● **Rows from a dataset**
--------------------

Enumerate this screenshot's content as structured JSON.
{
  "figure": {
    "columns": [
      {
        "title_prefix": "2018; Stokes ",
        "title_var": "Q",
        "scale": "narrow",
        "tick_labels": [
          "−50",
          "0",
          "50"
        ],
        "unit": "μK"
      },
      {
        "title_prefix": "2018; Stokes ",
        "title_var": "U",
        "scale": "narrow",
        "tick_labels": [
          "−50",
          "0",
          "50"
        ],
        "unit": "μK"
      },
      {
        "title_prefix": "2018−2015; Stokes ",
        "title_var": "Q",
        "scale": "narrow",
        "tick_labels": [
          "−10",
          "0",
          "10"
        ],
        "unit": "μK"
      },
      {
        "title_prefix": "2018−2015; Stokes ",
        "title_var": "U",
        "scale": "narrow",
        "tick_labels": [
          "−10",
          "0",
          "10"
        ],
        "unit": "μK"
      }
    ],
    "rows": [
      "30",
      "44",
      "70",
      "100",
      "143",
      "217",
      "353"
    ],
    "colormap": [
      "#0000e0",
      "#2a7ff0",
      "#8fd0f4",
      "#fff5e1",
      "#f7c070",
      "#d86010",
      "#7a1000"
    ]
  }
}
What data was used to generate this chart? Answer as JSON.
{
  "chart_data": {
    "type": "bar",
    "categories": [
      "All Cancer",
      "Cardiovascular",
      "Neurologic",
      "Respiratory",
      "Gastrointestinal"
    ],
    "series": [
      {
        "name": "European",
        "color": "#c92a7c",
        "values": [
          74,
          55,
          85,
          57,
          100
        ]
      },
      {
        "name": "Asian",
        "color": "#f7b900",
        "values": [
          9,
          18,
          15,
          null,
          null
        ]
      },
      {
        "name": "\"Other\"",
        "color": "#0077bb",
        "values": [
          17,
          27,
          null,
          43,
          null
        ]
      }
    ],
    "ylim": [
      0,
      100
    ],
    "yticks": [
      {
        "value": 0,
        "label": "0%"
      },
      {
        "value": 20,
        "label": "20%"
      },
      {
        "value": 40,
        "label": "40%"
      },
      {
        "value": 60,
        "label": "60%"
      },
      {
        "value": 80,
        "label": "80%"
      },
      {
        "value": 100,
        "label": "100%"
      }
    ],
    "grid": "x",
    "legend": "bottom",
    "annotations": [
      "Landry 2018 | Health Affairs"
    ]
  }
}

--------------------

● **What the task requires**
Return exactly the lines from the one containing "What data was" through the last line of the records above, both included, and nothing else.

● **Solution to the problem**
What data was used to generate this chart? Answer as JSON.
{
  "chart_data": {
    "type": "bar",
    "categories": [
      "All Cancer",
      "Cardiovascular",
      "Neurologic",
      "Respiratory",
      "Gastrointestinal"
    ],
    "series": [
      {
        "name": "European",
        "color": "#c92a7c",
        "values": [
          74,
          55,
          85,
          57,
          100
        ]
      },
      {
        "name": "Asian",
        "color": "#f7b900",
        "values": [
          9,
          18,
          15,
          null,
          null
        ]
      },
      {
        "name": "\"Other\"",
        "color": "#0077bb",
        "values": [
          17,
          27,
          null,
          43,
          null
        ]
      }
    ],
    "ylim": [
      0,
      100
    ],
    "yticks": [
      {
        "value": 0,
        "label": "0%"
      },
      {
        "value": 20,
        "label": "20%"
      },
      {
        "value": 40,
        "label": "40%"
      },
      {
        "value": 60,
        "label": "60%"
      },
      {
        "value": 80,
        "label": "80%"
      },
      {
        "value": 100,
        "label": "100%"
      }
    ],
    "grid": "x",
    "legend": "bottom",
    "annotations": [
      "Landry 2018 | Health Affairs"
    ]
  }
}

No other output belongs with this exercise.